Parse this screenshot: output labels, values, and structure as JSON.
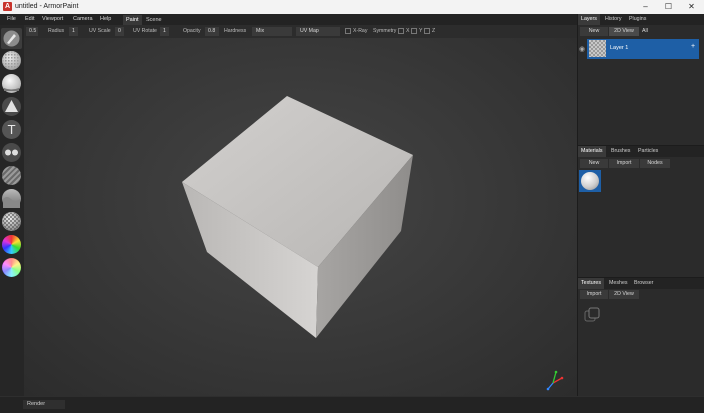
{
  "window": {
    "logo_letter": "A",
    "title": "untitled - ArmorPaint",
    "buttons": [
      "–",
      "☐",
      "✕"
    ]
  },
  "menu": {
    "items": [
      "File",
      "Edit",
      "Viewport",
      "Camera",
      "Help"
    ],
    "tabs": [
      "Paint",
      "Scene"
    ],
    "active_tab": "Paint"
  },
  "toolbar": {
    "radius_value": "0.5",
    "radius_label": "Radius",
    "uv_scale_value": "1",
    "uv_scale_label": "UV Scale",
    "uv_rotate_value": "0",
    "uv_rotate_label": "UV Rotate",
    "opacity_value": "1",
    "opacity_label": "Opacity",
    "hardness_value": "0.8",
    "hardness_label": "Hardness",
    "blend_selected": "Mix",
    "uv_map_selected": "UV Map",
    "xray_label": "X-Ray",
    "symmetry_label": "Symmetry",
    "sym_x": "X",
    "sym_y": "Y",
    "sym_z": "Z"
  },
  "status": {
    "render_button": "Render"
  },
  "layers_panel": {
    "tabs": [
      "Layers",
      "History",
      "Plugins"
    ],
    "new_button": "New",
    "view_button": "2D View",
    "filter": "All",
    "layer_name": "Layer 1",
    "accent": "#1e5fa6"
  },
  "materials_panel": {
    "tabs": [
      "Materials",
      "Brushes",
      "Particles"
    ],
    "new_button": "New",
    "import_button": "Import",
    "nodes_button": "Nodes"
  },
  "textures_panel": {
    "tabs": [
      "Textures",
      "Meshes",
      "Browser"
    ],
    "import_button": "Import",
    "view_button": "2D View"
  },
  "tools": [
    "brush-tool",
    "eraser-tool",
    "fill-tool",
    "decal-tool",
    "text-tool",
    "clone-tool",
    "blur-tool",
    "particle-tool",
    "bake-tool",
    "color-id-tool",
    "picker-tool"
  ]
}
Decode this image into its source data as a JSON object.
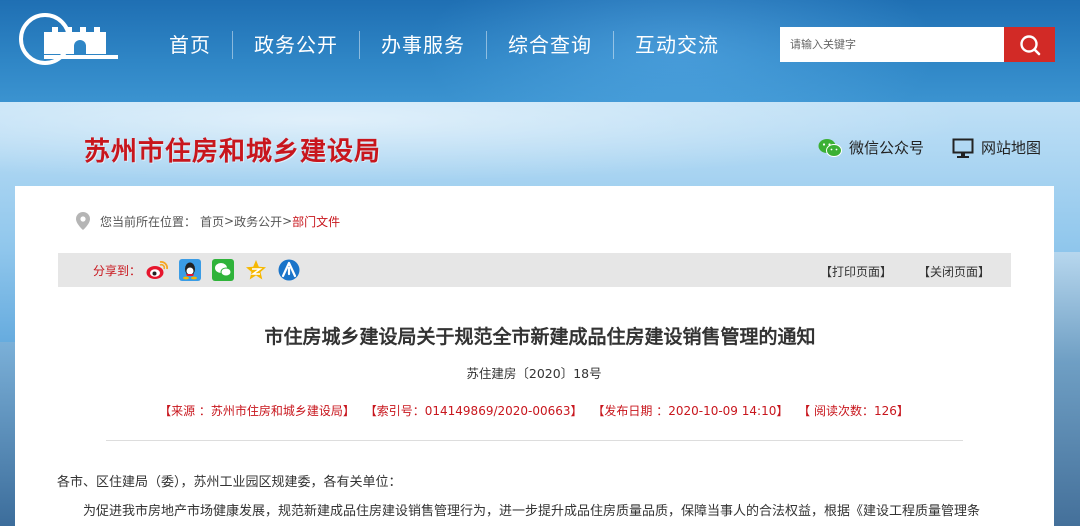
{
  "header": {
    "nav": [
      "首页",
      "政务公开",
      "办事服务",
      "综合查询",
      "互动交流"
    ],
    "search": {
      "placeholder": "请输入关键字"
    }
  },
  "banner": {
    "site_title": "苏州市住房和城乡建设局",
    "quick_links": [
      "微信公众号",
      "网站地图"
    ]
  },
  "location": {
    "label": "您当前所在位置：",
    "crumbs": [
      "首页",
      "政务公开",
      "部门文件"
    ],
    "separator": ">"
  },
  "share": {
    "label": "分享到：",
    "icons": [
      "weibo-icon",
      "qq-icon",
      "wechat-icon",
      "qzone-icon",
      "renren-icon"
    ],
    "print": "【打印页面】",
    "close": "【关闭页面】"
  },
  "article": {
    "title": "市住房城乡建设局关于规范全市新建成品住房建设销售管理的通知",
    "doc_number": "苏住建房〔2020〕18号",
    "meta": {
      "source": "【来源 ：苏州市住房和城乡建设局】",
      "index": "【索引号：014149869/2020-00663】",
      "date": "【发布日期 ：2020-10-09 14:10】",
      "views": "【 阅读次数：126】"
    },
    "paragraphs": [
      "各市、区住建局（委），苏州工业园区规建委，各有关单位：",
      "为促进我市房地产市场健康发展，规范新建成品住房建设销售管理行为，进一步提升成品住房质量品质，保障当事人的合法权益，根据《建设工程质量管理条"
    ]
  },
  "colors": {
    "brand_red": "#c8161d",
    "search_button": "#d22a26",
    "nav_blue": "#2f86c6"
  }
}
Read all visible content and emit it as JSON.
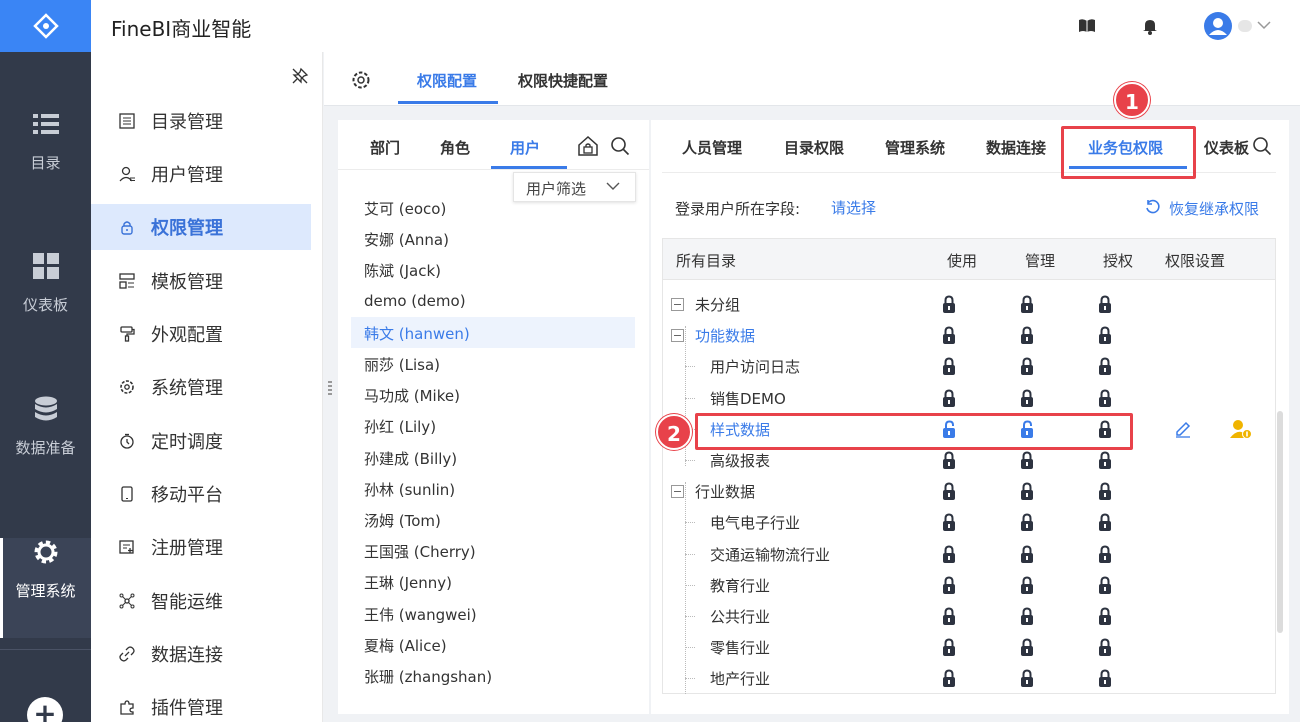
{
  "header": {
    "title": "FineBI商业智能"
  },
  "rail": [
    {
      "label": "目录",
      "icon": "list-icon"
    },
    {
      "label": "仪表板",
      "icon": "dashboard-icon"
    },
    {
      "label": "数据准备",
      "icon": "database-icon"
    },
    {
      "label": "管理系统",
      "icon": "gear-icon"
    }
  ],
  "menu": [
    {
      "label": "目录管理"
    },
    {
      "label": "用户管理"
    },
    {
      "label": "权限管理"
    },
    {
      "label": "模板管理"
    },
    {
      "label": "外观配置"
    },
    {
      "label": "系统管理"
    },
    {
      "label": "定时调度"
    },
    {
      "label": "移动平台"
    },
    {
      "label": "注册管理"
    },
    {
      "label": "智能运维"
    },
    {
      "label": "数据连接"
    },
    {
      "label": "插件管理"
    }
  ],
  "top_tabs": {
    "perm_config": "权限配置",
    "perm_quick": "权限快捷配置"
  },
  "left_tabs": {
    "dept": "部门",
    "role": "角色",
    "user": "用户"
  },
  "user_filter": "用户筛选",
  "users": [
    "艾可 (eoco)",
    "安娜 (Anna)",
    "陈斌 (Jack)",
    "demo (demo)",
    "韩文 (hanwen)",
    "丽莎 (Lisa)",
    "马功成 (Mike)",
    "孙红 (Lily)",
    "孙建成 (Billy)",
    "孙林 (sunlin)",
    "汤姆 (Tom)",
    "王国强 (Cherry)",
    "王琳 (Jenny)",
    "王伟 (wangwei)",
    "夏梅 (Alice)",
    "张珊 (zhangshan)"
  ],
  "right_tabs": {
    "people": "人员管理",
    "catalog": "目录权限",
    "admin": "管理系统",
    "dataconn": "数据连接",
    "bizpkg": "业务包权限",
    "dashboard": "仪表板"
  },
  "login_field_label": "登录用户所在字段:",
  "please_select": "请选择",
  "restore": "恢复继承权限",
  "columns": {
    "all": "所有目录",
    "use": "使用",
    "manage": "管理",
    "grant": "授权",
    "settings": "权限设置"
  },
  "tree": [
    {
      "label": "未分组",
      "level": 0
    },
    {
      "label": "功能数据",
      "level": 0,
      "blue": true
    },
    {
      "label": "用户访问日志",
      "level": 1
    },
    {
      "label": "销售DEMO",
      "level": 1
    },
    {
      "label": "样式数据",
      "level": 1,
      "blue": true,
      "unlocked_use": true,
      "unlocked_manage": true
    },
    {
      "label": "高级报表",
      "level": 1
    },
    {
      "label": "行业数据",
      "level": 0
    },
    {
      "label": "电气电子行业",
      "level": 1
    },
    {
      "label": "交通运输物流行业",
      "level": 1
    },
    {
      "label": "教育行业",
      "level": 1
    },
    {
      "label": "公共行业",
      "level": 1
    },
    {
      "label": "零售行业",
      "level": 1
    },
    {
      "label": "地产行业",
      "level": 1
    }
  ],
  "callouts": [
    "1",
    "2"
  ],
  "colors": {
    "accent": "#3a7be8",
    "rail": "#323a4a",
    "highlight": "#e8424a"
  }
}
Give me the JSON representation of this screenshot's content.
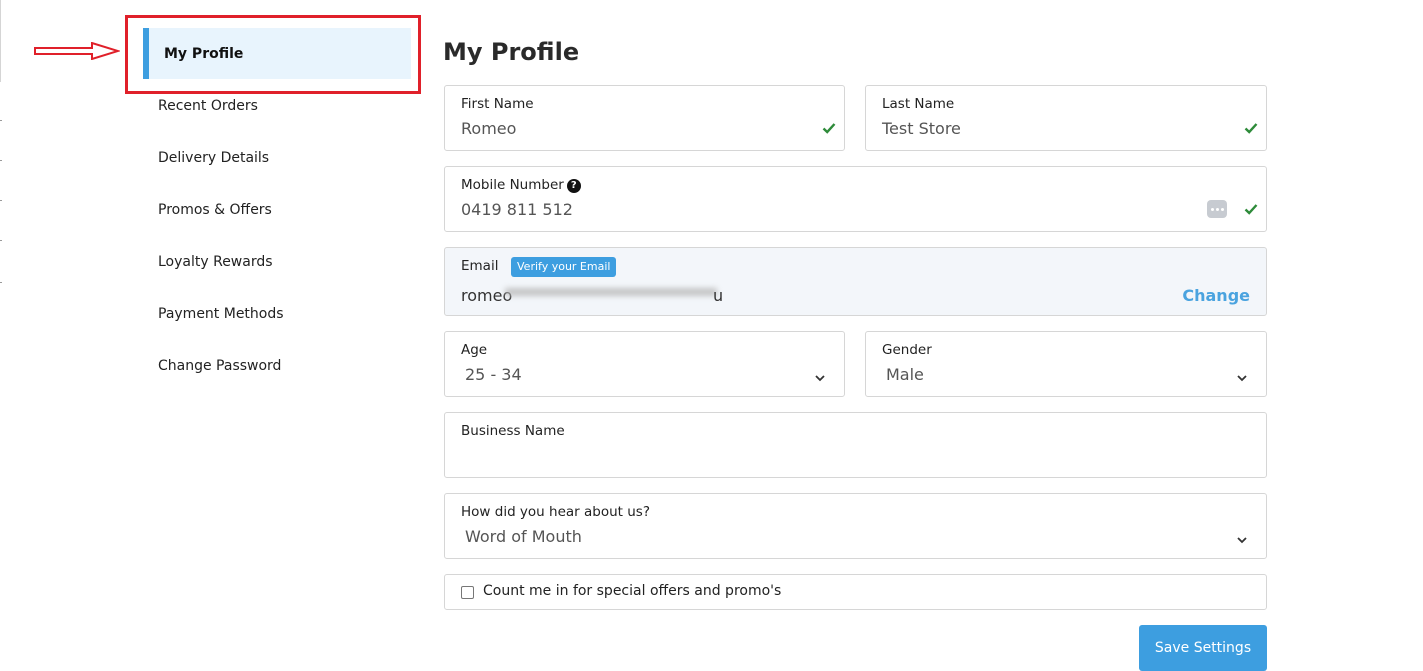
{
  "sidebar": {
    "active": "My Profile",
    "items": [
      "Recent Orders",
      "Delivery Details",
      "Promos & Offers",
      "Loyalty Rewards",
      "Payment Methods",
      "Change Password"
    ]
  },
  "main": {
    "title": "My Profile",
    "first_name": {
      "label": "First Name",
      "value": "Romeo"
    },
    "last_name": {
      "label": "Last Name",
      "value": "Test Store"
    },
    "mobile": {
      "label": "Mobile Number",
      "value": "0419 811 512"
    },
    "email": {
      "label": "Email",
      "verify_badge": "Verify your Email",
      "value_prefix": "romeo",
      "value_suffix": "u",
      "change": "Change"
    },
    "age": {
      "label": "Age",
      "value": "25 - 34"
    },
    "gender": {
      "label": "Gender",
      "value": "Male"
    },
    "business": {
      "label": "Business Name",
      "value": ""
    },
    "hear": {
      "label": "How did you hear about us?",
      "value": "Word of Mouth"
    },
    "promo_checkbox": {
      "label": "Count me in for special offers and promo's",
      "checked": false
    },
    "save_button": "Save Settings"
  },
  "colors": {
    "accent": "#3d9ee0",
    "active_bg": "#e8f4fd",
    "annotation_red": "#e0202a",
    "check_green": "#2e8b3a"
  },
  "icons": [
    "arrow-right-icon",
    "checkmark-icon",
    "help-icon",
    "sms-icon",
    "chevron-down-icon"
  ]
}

──────────────────────────────

Do this> Find every line above that contains the word "accent", and return each one.

Result of the task>
    "accent": "#1e5fa6"
    "accent": "#3a7be8",
    "accent": "#3d9ee0",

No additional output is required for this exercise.